Extract to read:
-- START --

The Grounds for Scientific Quest

Time and history. History is the study of processes taking place in time, but what that time is nobody knows. There is nothing surprising in that. Fish probably do not know what water is, because they have nothing to compare it with. And if they chance to be in air they do not have enough time to compare it with water.'

V.I. Vernadsky deemed death as the separation of space and time, 1 because inert matter, in his opinion, was timeless. He was seemingly right, but historians are concerned only with the processes of dying in which the now becomes the past. But is the past real? There is not unanimity of opinion on that among modern scholars.

There is a very common view that there is no past. Giovanni Gentile wrote:

"In times past men were born and thought and labored... but all these are long since dead like the flowers on whose scent and beauty in their lives they feasted, or like the leaves which they saw growing green in spring or sere and fallen in the Autumn. Their memory lives; but a world remembered, like the world of dreams, is nothing; and remembering no better than to dream."2

The historian, in short, knows well enough that the life and meaning of past facts is not to be discovered in characters or inscriptions, or in any actual relics of the past; their source is in his own personality.3

One cannot agree with that, but let us wait to dispute it, since others, too, have written on this theme. Dilthey and Gardiner were even more categorical. They, in fact, denied history, affirming that its conclusions were unreliable since historians were inevitably subjective, and therefore could not be dispassionate. 'The primeval cell of the historical world is the happening in which the subject finds himself in an active relation of life with his surroundings.'4

Gardiner has said:

"There are no absolute Real Causes waiting to be discovered by historians with sufficiently powerful magnifying-glasses. What do exist are historians writing upon different levels and at different distances, historians writing with different aims and different interests, historians writing in different contexts and from different points of view."5

Modern historians, it would seem, have provided these thinkers with the material for such pessimistic conclusions, the same historians aptly described by Anatole France:

"Do we write history? Do you imagine that we attempt to extract the least parcel of life or truth from a text or a document? We publish texts purely and simply. We keep to their exact letter... Ideas are crotchets."6

I do not wish to defend that position but surely the dispute is in fact about it. So let us introduce the needed clarity.

-- END --

Instruction:
Continue the passage on history and the reality of the past, starting right after its final sentence.

Material:
-- START --

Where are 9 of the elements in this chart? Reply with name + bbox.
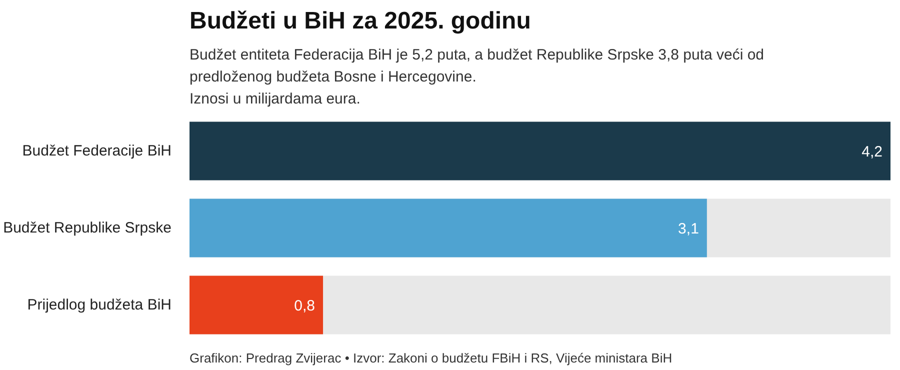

-- END --

Output for this exercise:
The dispute, if one began it, would be based on a philological misunderstanding. A whole series of tasks, quite different from one another though interconnected, are called history now. (1) The publication and translation of ancient sources is a necessary task, but only yields raw material. (2) Historical criticism, sifting out the deliberate and sometimes unconscious lies of authors of antiquity, is the production of semifinished goods. (3) Comparison of the material won about what was previously accumulated is already the product, but not yet a consumable one. Then there is (4) the interpretation of facts on the plane of the problem posed and (5) the posing of new problems arising at the juncture of sciences. The philosophers mentioned above, and many like them, were sorry essentially about the fact that they could not use the obtained raw material without further processing, which is actually impossible, but there is no other way and will not be. The philosophers are right about something else - not everyone can find this road.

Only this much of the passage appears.